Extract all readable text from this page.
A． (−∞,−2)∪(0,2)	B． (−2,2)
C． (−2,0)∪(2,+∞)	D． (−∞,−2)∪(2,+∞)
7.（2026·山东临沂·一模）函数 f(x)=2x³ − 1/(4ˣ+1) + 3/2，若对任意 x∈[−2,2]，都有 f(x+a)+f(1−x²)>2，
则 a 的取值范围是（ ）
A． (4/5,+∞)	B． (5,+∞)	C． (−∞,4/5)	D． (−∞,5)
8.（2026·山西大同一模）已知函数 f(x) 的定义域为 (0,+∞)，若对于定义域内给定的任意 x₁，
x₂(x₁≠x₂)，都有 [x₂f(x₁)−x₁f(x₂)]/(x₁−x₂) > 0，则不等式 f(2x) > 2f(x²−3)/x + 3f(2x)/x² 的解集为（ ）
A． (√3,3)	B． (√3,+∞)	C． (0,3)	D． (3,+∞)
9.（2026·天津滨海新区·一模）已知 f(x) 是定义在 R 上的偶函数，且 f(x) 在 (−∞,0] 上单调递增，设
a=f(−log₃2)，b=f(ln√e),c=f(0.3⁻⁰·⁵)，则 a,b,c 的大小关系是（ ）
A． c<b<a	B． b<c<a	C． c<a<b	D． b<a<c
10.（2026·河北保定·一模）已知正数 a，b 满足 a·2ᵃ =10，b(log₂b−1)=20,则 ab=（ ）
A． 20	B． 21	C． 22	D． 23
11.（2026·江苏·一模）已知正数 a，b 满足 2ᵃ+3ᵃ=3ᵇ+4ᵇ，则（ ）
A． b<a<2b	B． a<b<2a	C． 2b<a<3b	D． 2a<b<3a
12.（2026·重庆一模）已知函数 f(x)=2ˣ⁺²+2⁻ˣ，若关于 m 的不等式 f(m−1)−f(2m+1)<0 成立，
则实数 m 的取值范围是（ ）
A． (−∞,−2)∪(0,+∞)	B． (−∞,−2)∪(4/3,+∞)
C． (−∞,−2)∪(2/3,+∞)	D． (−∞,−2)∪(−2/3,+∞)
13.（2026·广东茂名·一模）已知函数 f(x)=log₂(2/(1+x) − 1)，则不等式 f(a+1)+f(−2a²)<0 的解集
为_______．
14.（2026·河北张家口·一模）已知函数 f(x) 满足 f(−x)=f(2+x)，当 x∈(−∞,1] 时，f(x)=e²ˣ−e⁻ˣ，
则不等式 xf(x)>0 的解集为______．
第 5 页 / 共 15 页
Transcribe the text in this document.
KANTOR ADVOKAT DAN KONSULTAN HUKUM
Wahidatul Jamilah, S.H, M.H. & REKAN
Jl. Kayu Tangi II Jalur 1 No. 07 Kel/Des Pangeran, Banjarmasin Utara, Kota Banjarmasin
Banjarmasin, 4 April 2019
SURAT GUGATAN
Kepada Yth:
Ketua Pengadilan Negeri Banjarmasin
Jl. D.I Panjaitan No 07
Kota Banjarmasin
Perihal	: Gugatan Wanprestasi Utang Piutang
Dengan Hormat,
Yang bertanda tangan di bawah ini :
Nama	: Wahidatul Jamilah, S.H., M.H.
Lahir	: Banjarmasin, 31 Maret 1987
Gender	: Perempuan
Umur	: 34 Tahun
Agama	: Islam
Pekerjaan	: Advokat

──────

AIM OF THE EXERCISE:
Type the material above out again, exactly.

RESULT OF THIS EXERCISE:
Extract all readable text from this page.
A． (−∞,−2)∪(0,2)	B． (−2,2)
C． (−2,0)∪(2,+∞)	D． (−∞,−2)∪(2,+∞)
7.（2026·山东临沂·一模）函数 f(x)=2x³ − 1/(4ˣ+1) + 3/2，若对任意 x∈[−2,2]，都有 f(x+a)+f(1−x²)>2，
则 a 的取值范围是（ ）
A． (4/5,+∞)	B． (5,+∞)	C． (−∞,4/5)	D． (−∞,5)
8.（2026·山西大同一模）已知函数 f(x) 的定义域为 (0,+∞)，若对于定义域内给定的任意 x₁，
x₂(x₁≠x₂)，都有 [x₂f(x₁)−x₁f(x₂)]/(x₁−x₂) > 0，则不等式 f(2x) > 2f(x²−3)/x + 3f(2x)/x² 的解集为（ ）
A． (√3,3)	B． (√3,+∞)	C． (0,3)	D． (3,+∞)
9.（2026·天津滨海新区·一模）已知 f(x) 是定义在 R 上的偶函数，且 f(x) 在 (−∞,0] 上单调递增，设
a=f(−log₃2)，b=f(ln√e),c=f(0.3⁻⁰·⁵)，则 a,b,c 的大小关系是（ ）
A． c<b<a	B． b<c<a	C． c<a<b	D． b<a<c
10.（2026·河北保定·一模）已知正数 a，b 满足 a·2ᵃ =10，b(log₂b−1)=20,则 ab=（ ）
A． 20	B． 21	C． 22	D． 23
11.（2026·江苏·一模）已知正数 a，b 满足 2ᵃ+3ᵃ=3ᵇ+4ᵇ，则（ ）
A． b<a<2b	B． a<b<2a	C． 2b<a<3b	D． 2a<b<3a
12.（2026·重庆一模）已知函数 f(x)=2ˣ⁺²+2⁻ˣ，若关于 m 的不等式 f(m−1)−f(2m+1)<0 成立，
则实数 m 的取值范围是（ ）
A． (−∞,−2)∪(0,+∞)	B． (−∞,−2)∪(4/3,+∞)
C． (−∞,−2)∪(2/3,+∞)	D． (−∞,−2)∪(−2/3,+∞)
13.（2026·广东茂名·一模）已知函数 f(x)=log₂(2/(1+x) − 1)，则不等式 f(a+1)+f(−2a²)<0 的解集
为_______．
14.（2026·河北张家口·一模）已知函数 f(x) 满足 f(−x)=f(2+x)，当 x∈(−∞,1] 时，f(x)=e²ˣ−e⁻ˣ，
则不等式 xf(x)>0 的解集为______．
第 5 页 / 共 15 页
Transcribe the text in this document.
KANTOR ADVOKAT DAN KONSULTAN HUKUM
Wahidatul Jamilah, S.H, M.H. & REKAN
Jl. Kayu Tangi II Jalur 1 No. 07 Kel/Des Pangeran, Banjarmasin Utara, Kota Banjarmasin
Banjarmasin, 4 April 2019
SURAT GUGATAN
Kepada Yth:
Ketua Pengadilan Negeri Banjarmasin
Jl. D.I Panjaitan No 07
Kota Banjarmasin
Perihal	: Gugatan Wanprestasi Utang Piutang
Dengan Hormat,
Yang bertanda tangan di bawah ini :
Nama	: Wahidatul Jamilah, S.H., M.H.
Lahir	: Banjarmasin, 31 Maret 1987
Gender	: Perempuan
Umur	: 34 Tahun
Agama	: Islam
Pekerjaan	: Advokat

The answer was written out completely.